> **Selected text**:

------------

I have adapted a proprietary access control language to xacml, and merely mapping concepts was not enough. It was useful, but didn't fill in all the blanks.
-matt
--
Matt MacKenzie
Development Manager, LiveCycle Registry
Adobe Systems Incorporated
-----Original Message-----
Sent: Tue Oct 11 13:10:51 2005
Subject: RE: [soa-rm] RE: Resolving Various Policy Languages with Ontologies
<Quote>
For example, if I have a service that uses XACML policy and another
service that uses EPAL policy, I could resolve the differences between
the two policy languages using an ontology for both policy languages at
the policy decision point.
</Quote>
I believe this has already been stated on some form or another by others
who have replied, but this looks to me like the job for a "security
policy reference model" (or similar name) that contains those (minimal)
concepts that are most central to the domain, rather than an ontology. I
see an ontology as a semantic model that may be derived using the
reference model, along with multiple other representations such as
concrete security architectures, UML class diagrams, E-R diagrams, etc.
One single reference model begets all of these and more.
Joe (living in reference model world these days)
Joseph Chiusano
Booz Allen Hamilton
700 13th St. NW
Washington, DC 20005
O: 202-508-6514 <= new office number as of 09/19/05
C: 202-251-0731
-----Original Message-----
Sent: Tuesday, October 11, 2005 11:50 AM
To: Danny Thornton
Subject: [soa-rm] RE: Resolving Various Policy Languages with
Ontologies
Post from Danny Thornton:
(he mentions the "O" and "S" words)
;-)

------------

[Records]
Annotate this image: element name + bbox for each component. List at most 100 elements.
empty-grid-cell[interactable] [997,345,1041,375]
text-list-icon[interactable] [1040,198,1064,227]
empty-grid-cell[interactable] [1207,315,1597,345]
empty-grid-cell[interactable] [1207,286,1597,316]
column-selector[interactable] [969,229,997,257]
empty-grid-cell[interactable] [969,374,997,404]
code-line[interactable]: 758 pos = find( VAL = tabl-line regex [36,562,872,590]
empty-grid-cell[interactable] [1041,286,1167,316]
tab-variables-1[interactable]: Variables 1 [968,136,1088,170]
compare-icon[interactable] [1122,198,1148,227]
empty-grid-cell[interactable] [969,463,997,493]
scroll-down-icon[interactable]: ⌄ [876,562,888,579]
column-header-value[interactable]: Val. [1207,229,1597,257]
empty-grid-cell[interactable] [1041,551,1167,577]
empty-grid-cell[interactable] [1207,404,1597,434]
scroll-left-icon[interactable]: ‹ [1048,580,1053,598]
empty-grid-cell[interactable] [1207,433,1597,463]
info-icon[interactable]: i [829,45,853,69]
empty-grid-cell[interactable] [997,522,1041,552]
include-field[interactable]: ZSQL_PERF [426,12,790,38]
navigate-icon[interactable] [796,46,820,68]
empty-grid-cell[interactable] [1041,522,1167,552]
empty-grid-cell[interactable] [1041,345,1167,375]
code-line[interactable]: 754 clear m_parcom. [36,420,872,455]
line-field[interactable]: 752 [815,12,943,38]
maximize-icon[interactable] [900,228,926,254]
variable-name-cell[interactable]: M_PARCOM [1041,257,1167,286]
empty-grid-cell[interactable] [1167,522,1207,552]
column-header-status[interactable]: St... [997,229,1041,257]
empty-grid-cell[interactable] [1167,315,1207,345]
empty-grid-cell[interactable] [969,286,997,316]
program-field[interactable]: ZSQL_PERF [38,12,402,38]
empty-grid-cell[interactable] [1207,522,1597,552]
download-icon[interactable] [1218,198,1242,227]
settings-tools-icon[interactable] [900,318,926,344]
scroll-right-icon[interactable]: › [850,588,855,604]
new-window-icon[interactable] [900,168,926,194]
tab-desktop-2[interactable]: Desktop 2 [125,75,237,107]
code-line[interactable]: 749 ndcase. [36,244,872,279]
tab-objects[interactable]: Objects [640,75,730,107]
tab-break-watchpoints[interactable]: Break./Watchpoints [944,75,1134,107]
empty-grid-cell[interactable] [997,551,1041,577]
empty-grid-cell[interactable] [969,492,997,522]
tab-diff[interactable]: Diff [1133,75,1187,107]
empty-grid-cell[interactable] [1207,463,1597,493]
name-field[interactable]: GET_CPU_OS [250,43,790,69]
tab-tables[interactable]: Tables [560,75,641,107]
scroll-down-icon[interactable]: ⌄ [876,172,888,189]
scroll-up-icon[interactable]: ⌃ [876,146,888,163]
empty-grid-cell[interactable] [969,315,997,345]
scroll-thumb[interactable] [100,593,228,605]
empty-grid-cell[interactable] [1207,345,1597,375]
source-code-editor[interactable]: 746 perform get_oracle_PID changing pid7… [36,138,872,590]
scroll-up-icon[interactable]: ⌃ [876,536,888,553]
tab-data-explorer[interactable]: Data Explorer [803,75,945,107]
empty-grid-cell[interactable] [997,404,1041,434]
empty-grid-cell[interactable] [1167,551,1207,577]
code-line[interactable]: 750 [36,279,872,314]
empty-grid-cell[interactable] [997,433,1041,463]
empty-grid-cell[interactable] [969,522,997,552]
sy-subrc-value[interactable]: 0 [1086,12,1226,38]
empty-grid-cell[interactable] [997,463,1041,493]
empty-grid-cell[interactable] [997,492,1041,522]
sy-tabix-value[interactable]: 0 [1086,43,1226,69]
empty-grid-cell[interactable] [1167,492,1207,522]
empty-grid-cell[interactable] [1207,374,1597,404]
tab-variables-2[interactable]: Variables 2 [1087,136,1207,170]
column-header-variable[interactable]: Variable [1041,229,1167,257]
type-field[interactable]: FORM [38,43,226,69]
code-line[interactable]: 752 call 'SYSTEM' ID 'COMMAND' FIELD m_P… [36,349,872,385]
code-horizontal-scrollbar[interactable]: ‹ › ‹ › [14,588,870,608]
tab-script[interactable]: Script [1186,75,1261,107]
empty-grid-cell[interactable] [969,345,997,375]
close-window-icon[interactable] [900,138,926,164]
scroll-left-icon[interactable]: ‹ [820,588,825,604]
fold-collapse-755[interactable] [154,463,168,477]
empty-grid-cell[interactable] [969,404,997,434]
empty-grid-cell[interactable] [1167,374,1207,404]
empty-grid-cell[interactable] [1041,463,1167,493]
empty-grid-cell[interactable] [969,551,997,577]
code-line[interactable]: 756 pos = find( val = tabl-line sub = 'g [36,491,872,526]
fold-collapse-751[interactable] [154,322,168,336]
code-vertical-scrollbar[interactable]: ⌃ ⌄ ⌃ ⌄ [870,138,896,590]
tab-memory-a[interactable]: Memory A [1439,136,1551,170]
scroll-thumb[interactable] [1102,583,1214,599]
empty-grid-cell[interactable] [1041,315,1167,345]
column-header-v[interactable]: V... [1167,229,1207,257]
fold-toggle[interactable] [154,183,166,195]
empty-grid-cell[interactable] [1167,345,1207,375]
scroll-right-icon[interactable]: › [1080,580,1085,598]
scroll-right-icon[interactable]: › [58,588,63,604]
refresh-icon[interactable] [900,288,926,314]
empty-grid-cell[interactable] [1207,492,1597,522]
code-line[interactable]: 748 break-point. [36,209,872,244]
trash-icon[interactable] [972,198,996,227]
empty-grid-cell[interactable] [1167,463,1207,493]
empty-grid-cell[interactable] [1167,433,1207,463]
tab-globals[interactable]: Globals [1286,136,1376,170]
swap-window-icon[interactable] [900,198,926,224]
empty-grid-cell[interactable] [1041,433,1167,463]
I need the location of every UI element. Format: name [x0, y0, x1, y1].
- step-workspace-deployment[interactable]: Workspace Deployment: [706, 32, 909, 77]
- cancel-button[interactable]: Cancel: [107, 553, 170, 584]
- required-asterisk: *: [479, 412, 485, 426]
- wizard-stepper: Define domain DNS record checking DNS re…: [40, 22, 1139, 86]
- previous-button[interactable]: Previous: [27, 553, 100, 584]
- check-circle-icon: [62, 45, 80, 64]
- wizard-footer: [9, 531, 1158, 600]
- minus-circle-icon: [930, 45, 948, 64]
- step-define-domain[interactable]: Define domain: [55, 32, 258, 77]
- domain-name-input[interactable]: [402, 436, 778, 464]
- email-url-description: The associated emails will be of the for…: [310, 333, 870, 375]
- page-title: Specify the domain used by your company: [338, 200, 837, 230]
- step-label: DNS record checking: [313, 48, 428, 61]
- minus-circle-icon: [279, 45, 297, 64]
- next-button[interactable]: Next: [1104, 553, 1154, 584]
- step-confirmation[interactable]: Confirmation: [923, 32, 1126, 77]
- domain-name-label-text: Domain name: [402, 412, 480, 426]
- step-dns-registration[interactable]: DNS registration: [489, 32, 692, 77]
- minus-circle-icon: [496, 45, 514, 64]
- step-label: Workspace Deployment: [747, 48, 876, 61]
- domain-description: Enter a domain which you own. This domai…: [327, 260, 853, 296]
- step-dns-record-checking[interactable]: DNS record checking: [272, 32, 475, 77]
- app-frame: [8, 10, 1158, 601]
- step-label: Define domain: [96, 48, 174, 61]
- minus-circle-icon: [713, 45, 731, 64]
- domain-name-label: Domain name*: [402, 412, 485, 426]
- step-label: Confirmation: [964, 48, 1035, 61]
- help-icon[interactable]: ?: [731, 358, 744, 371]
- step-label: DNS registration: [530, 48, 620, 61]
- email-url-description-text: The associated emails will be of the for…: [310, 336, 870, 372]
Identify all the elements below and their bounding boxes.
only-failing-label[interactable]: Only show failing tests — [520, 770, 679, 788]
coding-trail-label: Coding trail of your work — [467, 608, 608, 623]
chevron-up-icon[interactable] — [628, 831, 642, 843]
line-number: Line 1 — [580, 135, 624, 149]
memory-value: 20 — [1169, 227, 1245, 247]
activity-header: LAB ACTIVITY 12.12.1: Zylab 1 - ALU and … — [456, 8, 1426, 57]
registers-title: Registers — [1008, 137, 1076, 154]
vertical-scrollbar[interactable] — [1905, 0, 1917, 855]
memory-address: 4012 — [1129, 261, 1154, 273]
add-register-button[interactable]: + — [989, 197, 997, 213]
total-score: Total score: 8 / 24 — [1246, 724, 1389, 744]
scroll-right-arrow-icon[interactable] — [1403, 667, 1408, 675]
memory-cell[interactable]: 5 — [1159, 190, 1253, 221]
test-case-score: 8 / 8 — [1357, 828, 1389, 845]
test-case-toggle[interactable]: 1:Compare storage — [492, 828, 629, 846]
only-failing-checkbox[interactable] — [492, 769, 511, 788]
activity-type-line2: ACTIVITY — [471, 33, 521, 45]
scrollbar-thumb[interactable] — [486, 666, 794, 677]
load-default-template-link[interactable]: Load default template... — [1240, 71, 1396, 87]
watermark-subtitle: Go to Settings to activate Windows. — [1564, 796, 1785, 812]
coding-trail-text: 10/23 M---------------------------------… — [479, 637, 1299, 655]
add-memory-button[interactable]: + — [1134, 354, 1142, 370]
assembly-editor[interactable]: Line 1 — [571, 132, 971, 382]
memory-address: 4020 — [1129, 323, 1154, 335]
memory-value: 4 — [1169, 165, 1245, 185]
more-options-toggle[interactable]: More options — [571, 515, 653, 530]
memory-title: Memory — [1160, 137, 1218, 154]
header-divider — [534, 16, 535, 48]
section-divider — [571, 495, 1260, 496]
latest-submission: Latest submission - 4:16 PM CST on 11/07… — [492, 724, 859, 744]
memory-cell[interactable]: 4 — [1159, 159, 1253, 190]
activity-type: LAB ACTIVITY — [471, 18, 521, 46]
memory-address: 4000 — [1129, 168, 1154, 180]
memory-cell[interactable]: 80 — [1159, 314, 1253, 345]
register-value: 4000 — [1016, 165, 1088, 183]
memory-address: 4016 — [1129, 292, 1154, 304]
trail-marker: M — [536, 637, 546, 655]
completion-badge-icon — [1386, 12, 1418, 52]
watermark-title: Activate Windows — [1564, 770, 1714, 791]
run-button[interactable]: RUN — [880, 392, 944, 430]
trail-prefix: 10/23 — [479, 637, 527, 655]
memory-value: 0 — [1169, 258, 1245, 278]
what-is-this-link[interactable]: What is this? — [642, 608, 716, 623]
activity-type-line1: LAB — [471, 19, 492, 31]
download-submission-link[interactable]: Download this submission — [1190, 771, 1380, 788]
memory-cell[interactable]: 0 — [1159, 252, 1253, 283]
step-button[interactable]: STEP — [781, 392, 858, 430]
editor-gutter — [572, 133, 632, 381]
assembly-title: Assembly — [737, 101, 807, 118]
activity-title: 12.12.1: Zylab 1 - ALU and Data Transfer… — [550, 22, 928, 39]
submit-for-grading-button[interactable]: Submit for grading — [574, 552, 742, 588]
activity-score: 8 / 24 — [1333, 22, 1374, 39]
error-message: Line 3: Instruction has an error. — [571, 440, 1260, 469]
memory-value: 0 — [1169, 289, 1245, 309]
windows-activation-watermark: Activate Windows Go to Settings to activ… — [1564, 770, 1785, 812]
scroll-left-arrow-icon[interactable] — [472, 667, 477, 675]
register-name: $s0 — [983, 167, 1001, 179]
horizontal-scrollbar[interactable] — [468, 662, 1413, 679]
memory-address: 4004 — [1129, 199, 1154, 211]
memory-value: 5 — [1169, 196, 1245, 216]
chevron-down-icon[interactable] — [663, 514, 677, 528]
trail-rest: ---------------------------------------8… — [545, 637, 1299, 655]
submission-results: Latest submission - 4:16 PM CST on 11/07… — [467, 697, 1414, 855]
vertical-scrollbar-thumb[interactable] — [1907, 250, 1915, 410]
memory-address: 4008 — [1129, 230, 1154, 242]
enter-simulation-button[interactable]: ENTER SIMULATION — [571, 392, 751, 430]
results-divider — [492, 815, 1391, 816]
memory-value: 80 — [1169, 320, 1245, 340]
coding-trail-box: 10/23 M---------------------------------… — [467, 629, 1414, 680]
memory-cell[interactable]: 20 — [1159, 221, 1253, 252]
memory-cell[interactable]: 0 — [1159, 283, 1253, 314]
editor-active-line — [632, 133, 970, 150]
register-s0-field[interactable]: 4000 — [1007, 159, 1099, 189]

------------

> **Work to complete**:
**a.** Substitute "blank-grid-cell" for every "empty-grid-cell" in the records, from the first line through the line holding "code-line[interactable]: 754 clear", inclusive. Reproduce those lines with nothing else changed.
**b.** Proceed with the email thread on resolving policy languages with ontologies, picking up right after its final line.

> **Exercise answers**:
**a.**
Annotate this image: element name + bbox for each component. List at most 100 elements.
blank-grid-cell[interactable] [997,345,1041,375]
text-list-icon[interactable] [1040,198,1064,227]
blank-grid-cell[interactable] [1207,315,1597,345]
blank-grid-cell[interactable] [1207,286,1597,316]
column-selector[interactable] [969,229,997,257]
blank-grid-cell[interactable] [969,374,997,404]
code-line[interactable]: 758 pos = find( VAL = tabl-line regex [36,562,872,590]
blank-grid-cell[interactable] [1041,286,1167,316]
tab-variables-1[interactable]: Variables 1 [968,136,1088,170]
compare-icon[interactable] [1122,198,1148,227]
blank-grid-cell[interactable] [969,463,997,493]
scroll-down-icon[interactable]: ⌄ [876,562,888,579]
column-header-value[interactable]: Val. [1207,229,1597,257]
blank-grid-cell[interactable] [1041,551,1167,577]
blank-grid-cell[interactable] [1207,404,1597,434]
scroll-left-icon[interactable]: ‹ [1048,580,1053,598]
blank-grid-cell[interactable] [1207,433,1597,463]
info-icon[interactable]: i [829,45,853,69]
blank-grid-cell[interactable] [997,522,1041,552]
include-field[interactable]: ZSQL_PERF [426,12,790,38]
navigate-icon[interactable] [796,46,820,68]
blank-grid-cell[interactable] [1041,522,1167,552]
blank-grid-cell[interactable] [1041,345,1167,375]
code-line[interactable]: 754 clear m_parcom. [36,420,872,455]

**b.**
-----Original Message-----
Sent: Monday, October 10, 2005 10:26 PM
To: Duane Nickull
Subject: Resolving Various Policy Languages with Ontologies
Hi Duane,
The following is an e-mail dicussion I would like to have
with soa-rm group:
I have been reading WD-SOA-RM-09 to get an idea of the
terminology/concepts for resolving various policy languages
in a service oriented architecture. Section
2.2.3.2 of WD-SOA-RM-09 discusses the limits of description.
Section 2.3.1.2 states that an ontology can be defined to
interpret strings and other tokens in the data.
In the discussions I've had about resolving various policy
languages in an SOA, I've hijacked the ontology concept and
applied it as a general concept for resolving differences in
policy languages.
For example, if I have a service that uses XACML policy and
another service that uses EPAL policy, I could resolve the
differences between the two policy languages using an
ontology for both policy languages at the policy decision point.
For section 2.3.1.2 of the WD-SOA-RM-09, does anyone have any
thoughts on expanding the concept of ontologies beyond the
service description's data model?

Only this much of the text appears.